▸ Excerpted records:
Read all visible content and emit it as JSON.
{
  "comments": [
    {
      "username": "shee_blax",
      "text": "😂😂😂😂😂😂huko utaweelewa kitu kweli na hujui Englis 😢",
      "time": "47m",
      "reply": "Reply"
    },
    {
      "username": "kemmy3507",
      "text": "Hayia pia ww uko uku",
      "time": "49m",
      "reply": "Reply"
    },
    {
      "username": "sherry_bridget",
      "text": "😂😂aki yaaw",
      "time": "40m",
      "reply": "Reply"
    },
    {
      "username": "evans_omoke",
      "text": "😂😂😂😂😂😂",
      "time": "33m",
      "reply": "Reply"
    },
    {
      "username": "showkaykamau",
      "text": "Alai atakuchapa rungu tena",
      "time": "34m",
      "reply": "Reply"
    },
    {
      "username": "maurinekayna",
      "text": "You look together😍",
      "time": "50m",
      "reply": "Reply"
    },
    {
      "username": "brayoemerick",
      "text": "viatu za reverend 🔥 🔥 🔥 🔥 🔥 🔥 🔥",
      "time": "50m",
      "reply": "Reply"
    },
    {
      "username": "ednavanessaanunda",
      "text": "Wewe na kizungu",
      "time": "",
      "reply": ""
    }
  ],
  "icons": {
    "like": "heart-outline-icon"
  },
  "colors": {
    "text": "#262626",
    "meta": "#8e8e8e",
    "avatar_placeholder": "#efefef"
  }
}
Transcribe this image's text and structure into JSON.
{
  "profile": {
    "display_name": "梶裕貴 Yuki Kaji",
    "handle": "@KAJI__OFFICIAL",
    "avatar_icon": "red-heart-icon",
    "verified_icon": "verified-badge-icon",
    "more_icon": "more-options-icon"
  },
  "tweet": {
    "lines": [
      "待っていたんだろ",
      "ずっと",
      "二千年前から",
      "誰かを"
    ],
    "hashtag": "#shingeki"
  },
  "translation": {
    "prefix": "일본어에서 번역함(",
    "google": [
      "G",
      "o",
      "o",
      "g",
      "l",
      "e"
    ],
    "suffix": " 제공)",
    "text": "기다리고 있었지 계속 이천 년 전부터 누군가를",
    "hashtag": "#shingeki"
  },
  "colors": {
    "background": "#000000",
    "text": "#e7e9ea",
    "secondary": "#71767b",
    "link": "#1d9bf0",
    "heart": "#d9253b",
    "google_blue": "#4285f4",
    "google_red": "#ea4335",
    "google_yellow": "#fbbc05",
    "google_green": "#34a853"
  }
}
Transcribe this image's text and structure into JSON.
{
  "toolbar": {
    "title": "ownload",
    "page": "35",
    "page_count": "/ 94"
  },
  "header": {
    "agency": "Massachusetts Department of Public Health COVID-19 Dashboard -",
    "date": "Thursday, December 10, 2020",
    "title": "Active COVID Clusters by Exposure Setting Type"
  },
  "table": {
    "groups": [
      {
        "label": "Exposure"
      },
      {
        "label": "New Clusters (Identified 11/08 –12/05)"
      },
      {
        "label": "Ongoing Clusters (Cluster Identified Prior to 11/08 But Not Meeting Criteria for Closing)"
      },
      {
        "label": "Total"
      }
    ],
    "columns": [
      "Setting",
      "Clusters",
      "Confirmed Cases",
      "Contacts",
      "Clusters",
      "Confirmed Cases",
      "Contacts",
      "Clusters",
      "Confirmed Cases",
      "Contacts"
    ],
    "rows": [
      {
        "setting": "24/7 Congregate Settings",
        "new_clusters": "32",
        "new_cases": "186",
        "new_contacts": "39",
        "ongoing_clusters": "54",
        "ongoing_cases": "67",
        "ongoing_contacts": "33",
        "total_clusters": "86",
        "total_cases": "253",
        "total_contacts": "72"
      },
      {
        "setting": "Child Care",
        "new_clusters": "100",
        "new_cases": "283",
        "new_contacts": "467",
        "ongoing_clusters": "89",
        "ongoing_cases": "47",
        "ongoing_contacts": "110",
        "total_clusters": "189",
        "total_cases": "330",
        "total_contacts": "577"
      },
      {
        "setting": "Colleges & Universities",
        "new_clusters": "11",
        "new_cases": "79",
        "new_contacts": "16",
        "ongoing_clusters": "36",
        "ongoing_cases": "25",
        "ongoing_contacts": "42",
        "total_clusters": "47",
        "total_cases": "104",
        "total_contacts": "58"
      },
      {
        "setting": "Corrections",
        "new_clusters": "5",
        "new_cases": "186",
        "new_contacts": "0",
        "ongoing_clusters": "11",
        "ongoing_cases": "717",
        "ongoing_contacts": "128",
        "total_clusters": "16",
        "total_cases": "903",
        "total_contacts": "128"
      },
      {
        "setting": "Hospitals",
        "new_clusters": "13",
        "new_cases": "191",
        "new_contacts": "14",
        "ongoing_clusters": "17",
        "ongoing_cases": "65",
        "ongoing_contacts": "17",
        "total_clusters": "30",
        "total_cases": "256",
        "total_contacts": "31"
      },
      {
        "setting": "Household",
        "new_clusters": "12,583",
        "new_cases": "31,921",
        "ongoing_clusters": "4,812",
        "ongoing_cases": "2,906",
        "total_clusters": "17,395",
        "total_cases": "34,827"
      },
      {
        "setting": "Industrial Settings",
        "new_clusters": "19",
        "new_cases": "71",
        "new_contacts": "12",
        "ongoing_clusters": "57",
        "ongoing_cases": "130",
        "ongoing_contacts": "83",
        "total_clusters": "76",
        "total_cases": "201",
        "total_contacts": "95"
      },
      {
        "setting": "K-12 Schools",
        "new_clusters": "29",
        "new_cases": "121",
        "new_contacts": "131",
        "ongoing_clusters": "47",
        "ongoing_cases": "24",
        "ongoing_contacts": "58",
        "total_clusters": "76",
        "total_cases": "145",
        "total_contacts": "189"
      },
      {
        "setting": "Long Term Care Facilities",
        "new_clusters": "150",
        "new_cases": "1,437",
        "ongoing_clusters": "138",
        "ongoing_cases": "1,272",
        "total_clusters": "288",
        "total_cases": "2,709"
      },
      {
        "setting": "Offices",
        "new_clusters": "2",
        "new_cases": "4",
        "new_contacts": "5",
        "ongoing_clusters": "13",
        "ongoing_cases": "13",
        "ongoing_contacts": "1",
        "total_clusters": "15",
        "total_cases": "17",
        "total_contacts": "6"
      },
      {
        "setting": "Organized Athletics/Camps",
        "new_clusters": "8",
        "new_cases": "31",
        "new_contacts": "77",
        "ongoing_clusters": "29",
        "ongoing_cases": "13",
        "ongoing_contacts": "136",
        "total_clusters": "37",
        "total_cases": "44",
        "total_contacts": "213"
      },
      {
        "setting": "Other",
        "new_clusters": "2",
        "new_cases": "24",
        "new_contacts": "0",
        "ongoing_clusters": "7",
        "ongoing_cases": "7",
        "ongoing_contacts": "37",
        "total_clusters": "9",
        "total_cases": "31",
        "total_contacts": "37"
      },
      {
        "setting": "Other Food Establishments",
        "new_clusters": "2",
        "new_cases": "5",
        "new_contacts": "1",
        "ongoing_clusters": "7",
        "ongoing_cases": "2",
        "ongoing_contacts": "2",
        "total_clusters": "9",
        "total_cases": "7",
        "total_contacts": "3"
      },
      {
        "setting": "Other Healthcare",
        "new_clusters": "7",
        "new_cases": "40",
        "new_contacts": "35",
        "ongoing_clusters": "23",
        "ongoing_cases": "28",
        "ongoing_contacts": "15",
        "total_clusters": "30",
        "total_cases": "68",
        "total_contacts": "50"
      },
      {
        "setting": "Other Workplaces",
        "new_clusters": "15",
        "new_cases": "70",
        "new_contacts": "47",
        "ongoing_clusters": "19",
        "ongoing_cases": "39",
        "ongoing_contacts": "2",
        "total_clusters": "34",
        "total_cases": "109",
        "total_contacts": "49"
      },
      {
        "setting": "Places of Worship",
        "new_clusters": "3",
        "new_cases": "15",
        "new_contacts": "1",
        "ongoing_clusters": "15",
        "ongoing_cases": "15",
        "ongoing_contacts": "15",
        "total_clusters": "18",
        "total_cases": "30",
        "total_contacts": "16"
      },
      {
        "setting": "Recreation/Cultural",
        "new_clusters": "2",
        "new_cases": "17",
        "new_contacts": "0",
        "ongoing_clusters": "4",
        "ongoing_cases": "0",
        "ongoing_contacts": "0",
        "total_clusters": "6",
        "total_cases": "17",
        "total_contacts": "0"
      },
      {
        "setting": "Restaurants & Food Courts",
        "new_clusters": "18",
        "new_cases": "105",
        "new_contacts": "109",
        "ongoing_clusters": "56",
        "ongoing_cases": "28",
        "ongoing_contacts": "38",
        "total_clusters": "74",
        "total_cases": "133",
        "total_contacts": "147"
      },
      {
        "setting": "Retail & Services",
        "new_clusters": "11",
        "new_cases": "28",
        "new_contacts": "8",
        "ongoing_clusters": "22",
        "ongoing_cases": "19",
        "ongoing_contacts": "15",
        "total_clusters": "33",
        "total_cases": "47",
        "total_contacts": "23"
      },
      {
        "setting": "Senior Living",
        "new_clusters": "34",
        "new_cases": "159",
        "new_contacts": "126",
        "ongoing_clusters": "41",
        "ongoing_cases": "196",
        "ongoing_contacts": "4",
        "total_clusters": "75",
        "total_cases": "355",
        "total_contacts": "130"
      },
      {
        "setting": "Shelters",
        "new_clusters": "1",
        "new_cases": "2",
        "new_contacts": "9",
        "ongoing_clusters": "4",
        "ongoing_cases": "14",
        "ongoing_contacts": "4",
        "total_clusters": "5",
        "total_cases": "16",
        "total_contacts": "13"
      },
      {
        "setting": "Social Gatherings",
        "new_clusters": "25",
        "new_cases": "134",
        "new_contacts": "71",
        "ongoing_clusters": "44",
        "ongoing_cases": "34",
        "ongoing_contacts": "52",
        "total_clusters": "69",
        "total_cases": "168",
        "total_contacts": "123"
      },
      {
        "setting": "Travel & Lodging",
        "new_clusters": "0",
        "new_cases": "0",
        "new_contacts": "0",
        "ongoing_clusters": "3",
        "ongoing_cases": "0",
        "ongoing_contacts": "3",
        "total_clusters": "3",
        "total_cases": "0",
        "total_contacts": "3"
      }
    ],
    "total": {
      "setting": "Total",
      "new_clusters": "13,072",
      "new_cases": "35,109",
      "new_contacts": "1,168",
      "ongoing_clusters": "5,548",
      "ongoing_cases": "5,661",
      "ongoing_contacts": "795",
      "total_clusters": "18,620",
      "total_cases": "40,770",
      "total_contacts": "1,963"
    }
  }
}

▸ Stated goal:
Wherever the word "COVID" occurs in a line of the listing, copy that line.

▸ Full output:
    "agency": "Massachusetts Department of Public Health COVID-19 Dashboard -",
    "title": "Active COVID Clusters by Exposure Setting Type"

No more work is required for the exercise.